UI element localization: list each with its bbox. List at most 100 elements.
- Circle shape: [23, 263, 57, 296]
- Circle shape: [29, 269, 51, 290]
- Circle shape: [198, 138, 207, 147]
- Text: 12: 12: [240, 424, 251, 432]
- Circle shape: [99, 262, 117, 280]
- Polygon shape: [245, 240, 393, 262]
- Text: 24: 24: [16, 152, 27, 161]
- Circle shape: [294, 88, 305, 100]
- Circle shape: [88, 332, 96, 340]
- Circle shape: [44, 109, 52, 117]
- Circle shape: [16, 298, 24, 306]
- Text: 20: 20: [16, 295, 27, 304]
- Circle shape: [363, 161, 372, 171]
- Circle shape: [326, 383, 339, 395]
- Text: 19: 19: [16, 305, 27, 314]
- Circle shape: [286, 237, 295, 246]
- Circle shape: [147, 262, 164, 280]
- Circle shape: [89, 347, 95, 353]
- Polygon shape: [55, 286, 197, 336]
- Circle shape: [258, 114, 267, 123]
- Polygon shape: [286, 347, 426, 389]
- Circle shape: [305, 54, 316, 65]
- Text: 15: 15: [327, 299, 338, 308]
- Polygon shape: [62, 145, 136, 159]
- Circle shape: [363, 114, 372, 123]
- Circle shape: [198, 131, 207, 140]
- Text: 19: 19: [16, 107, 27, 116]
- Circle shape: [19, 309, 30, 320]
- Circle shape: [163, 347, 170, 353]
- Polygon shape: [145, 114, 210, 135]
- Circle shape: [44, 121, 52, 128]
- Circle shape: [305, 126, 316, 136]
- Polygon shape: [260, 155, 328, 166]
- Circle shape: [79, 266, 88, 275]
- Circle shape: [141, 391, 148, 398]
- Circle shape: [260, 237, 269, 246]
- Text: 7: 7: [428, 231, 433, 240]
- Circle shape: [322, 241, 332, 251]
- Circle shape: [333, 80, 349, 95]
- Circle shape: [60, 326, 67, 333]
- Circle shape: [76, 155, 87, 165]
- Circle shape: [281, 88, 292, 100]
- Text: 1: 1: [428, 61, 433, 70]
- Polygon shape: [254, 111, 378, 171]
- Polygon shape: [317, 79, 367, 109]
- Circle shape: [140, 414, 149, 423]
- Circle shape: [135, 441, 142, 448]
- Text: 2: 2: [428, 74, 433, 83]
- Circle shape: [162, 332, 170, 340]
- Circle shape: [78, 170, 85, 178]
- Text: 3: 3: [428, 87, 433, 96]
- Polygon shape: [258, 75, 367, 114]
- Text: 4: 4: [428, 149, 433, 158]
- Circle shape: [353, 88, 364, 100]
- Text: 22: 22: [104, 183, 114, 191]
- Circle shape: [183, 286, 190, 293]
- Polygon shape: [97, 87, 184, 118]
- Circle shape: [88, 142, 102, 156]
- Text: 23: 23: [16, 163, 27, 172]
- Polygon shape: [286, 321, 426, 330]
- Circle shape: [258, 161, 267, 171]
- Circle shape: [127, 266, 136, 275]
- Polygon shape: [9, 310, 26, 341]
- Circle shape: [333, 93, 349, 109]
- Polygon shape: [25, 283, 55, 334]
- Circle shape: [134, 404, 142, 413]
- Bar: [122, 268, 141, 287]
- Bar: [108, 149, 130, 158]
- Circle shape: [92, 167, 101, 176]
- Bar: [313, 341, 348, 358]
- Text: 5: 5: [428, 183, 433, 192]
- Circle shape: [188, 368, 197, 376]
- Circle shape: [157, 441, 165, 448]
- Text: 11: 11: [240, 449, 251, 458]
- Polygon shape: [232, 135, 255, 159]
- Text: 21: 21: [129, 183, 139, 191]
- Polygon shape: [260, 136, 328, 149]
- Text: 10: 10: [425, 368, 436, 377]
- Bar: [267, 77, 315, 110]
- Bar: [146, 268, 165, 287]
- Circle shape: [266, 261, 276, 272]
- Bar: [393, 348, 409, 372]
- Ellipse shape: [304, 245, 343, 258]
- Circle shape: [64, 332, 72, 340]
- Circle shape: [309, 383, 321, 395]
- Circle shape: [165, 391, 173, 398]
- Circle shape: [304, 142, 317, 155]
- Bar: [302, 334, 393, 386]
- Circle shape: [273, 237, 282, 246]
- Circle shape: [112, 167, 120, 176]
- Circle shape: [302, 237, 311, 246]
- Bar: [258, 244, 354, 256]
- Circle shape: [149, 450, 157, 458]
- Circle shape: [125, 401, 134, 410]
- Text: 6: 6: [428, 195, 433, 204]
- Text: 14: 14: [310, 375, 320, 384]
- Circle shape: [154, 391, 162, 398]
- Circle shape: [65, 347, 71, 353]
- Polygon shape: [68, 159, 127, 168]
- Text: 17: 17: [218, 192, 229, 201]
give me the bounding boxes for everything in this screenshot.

*-*-*

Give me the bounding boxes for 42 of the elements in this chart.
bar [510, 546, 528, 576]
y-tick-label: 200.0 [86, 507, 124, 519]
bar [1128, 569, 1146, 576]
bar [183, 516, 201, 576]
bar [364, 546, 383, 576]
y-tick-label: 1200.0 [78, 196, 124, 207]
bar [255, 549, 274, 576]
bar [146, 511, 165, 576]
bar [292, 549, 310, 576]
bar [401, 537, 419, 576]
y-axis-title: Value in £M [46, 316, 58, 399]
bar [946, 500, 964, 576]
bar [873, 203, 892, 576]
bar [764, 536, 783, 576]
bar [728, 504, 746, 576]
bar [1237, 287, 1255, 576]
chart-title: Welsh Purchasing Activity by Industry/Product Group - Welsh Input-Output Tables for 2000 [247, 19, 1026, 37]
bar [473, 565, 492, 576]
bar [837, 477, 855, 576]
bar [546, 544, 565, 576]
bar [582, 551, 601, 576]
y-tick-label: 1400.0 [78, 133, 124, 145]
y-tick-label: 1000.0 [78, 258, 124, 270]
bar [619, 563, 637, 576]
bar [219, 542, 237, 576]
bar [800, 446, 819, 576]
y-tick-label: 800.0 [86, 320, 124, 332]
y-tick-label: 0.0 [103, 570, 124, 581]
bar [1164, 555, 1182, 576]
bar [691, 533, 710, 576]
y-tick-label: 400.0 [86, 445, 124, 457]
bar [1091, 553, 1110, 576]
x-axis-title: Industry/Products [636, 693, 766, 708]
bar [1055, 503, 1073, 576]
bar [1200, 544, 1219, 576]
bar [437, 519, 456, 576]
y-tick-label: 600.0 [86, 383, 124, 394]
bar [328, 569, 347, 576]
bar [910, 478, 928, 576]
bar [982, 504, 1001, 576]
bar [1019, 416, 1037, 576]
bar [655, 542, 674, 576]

*-*-*

**YOUR GOAL:**
Format as a JSON list of strings the part of the data that opens with the line containing "Give me the bounding boxes for 42" and closes with the line containing "bar [655, 542, 674, 576]", one string per line and blank lines omitted.

**COMPLETE ANSWER:**
[
  "Give me the bounding boxes for 42 of the elements in this chart.",
  "bar [510, 546, 528, 576]",
  "y-tick-label: 200.0 [86, 507, 124, 519]",
  "bar [1128, 569, 1146, 576]",
  "bar [183, 516, 201, 576]",
  "bar [364, 546, 383, 576]",
  "y-tick-label: 1200.0 [78, 196, 124, 207]",
  "bar [255, 549, 274, 576]",
  "bar [146, 511, 165, 576]",
  "bar [292, 549, 310, 576]",
  "bar [401, 537, 419, 576]",
  "y-axis-title: Value in £M [46, 316, 58, 399]",
  "bar [946, 500, 964, 576]",
  "bar [873, 203, 892, 576]",
  "bar [764, 536, 783, 576]",
  "bar [728, 504, 746, 576]",
  "bar [1237, 287, 1255, 576]",
  "chart-title: Welsh Purchasing Activity by Industry/Product Group - Welsh Input-Output Tables for 2000 [247, 19, 1026, 37]",
  "bar [473, 565, 492, 576]",
  "bar [837, 477, 855, 576]",
  "bar [546, 544, 565, 576]",
  "bar [582, 551, 601, 576]",
  "y-tick-label: 1400.0 [78, 133, 124, 145]",
  "y-tick-label: 1000.0 [78, 258, 124, 270]",
  "bar [619, 563, 637, 576]",
  "bar [219, 542, 237, 576]",
  "bar [800, 446, 819, 576]",
  "y-tick-label: 800.0 [86, 320, 124, 332]",
  "y-tick-label: 0.0 [103, 570, 124, 581]",
  "bar [1164, 555, 1182, 576]",
  "bar [691, 533, 710, 576]",
  "y-tick-label: 400.0 [86, 445, 124, 457]",
  "bar [1091, 553, 1110, 576]",
  "x-axis-title: Industry/Products [636, 693, 766, 708]",
  "bar [1055, 503, 1073, 576]",
  "bar [1200, 544, 1219, 576]",
  "bar [437, 519, 456, 576]",
  "y-tick-label: 600.0 [86, 383, 124, 394]",
  "bar [328, 569, 347, 576]",
  "bar [910, 478, 928, 576]",
  "bar [982, 504, 1001, 576]",
  "bar [1019, 416, 1037, 576]",
  "bar [655, 542, 674, 576]"
]